*ТРЕБОВАНИЯ К ЗАДАНИЮ*.
A. Дословно выведите часть текста о нарушении зеркальной симметрии, начиная со слов «Трудно описать волнение» и заканчивая словами «представлять наше пространство?».
B. Подхватите текст о нарушении зеркальной симметрии и продолжите его сразу после последней приведённой в нём строки.

*ФРАГМЕНТ ДОКУМЕНТА*.
'''
Но атомные ядра не кегли, расставлять которые не составляет большого труда.

Может быть, есть еще способ ориентировки ядер? Один ученый хорошо сказал, что единственная «рукоятка», взявшись за которую можно поворачивать ядро атома, — это его магнитный момент. Но рукоятка эта так сильно сцеплена с магнитным моментом всего атома, что повернуть ее можно, только повернув весь атом.

Полгода длилась подготовка к штурму загадки «тета-тау». В специальном криостате замирали атомы кобальта, замороженные до температуры на один лишь градус выше абсолютного нуля. Тепловое движение уже не могло мешать внешнему магнитному полю командовать атомным «парадом».

Руководила этим экспериментом американская ученая доктор By Цзянь-сюн из Колумбийского университета.

«Я помню, — рассказывал впоследствии Ф. Дайсон, — как в октябре 1956 года я встретил Янга и сказал ему: „Было бы все-таки здорово, если бы эти опыты By что-нибудь дали“. — „Да, — ответил он, — это было бы здорово“, — и продолжал мне рассказывать о своих вычислениях в теории неидеальных газов. Я думаю, что даже и он в то время не понимал ясно, насколько здорово это было бы».

Эксперимент By, на подготовку которого было затрачено полгода, длился всего пятнадцать минут. Едва физики включили аппаратуру, как сразу же поняли, что в слабых взаимодействиях принцип зеркальной симметрии пространства нарушается. Против направления магнитного поля электронов вылетало значительно больше, чем по его направлению.

Путешествие в Зазеркалье не совершилось! Неслыханное дело! Слабое взаимодействие отличало друг от друга правое и левое направления. Обнаруженный на опыте преимущественный вылет электронов в одном направлении, как и приметы несимметричности у человека, исключал существование зеркального двойника у процесса бета-распада атомных ядер. Действительно, в обычном зеркале, назовем его «P-зеркалом», бета-распад ядра выглядел по-другому: там электроны вылетали в основном по направлению магнитного момента ядра. А такого процесса в природе не существует.

Трудно описать волнение физиков. Теоретики пытались осознать полученный результат. Экспериментаторы принялись исследовать другие процессы, связанные со слабым взаимодействием, которые еще не проверялись на «верность» принципу зеркальной симметрии. Еще тлела надежда, что еретический результат опыта с бета-распадом в других явлениях не подтвердится.

Но все измерения приводили к одному и тому же выводу: в сильных взаимодействиях принцип зеркальной симметрии непоколебим, а в слабых не действует.

Атомная физика впервые вскрыла ограниченную применимость некоторых законов механики Ньютона. И вот теперь в мире элементарных частиц обнаружилась неуниверсальность, ограниченность фундаментального принципа симметрии пространства.

Каким же теперь надо представлять наше пространство?

Неужели его идеальная однородность и его симметрия иллюзорны? И как это согласовать с тем, что все процессы в мире элементарных частиц подчиняются закону сохранения импульса, который как раз и есть следствие однородности пространства?

Первые «жертвы»
'''
*ИСХОДНЫЕ ДАННЫЕ*.
'''
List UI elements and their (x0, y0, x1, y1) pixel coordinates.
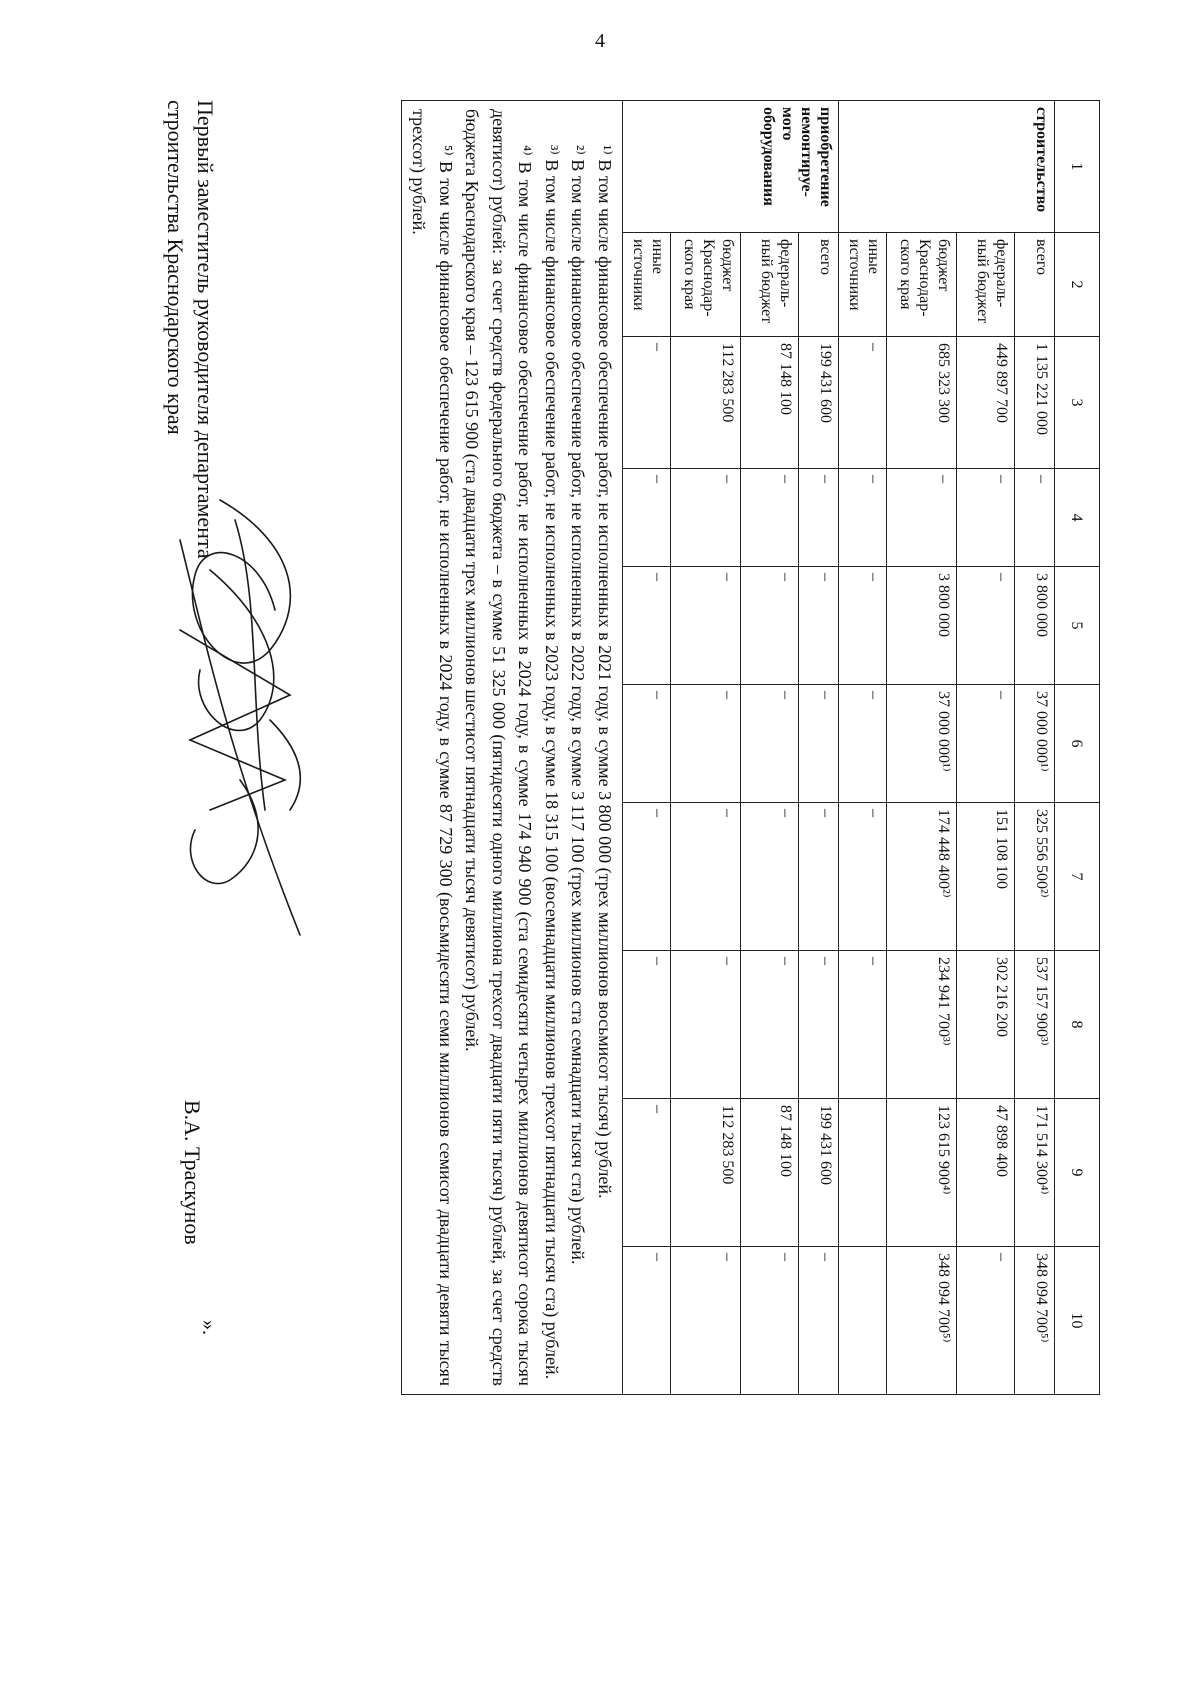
'''
*ОТВЕТЫ К УПРАЖНЕНИЮ*.
A.
Трудно описать волнение физиков. Теоретики пытались осознать полученный результат. Экспериментаторы принялись исследовать другие процессы, связанные со слабым взаимодействием, которые еще не проверялись на «верность» принципу зеркальной симметрии. Еще тлела надежда, что еретический результат опыта с бета-распадом в других явлениях не подтвердится.

Но все измерения приводили к одному и тому же выводу: в сильных взаимодействиях принцип зеркальной симметрии непоколебим, а в слабых не действует.

Атомная физика впервые вскрыла ограниченную применимость некоторых законов механики Ньютона. И вот теперь в мире элементарных частиц обнаружилась неуниверсальность, ограниченность фундаментального принципа симметрии пространства.

Каким же теперь надо представлять наше пространство?

B.
Ли и Янг оказались правы. В природе существовал только один сорт ка-плюс-мезонов, распад которых иногда не подчинялся закону сохранения пространственной четности. Принцип зеркальной P-симметрии в слабых взаимодействиях нарушался. Слабому взаимодействию, как и другим зеркально несимметричным явлениям, вход в Зазеркалье был запрещен. Но не успели физики прийти в себя после перенесенного потрясения и обдумать возникшие вопросы, как на них обрушилась еще одна новость.

Экспериментаторы обнаружили, что позитронный радиоактивный распад другого изотопа кобальта, при котором из ядра вылетает античастица электрона — позитрон, происходит не так, как электронный: позитроны вылетали в противоположном направлении.

Новое сообщение произвело на ученых не меньшее впечатление, чем первое. Но что их так взволновало? Почему, собственно говоря, позитронный распад ядер должен происходить так же, как электронный?

А как было не волноваться, если на полном совпадении, на идентичности этих двух процессов настаивал один из основных принципов физики элементарных частиц, принцип зарядовой симметрии, или C-симметрии (от английского слова «charge» — заряд).

«Лет сорок назад, — писал Л. Окунь, — идея зарядовой C-симметрии уравнений физики казалась странной даже самим создателям квантовой механики. Однако вся структура основных уравнений требовала такой симметрии, и последующие открытия на опыте античастиц блестяще ее подтвердили».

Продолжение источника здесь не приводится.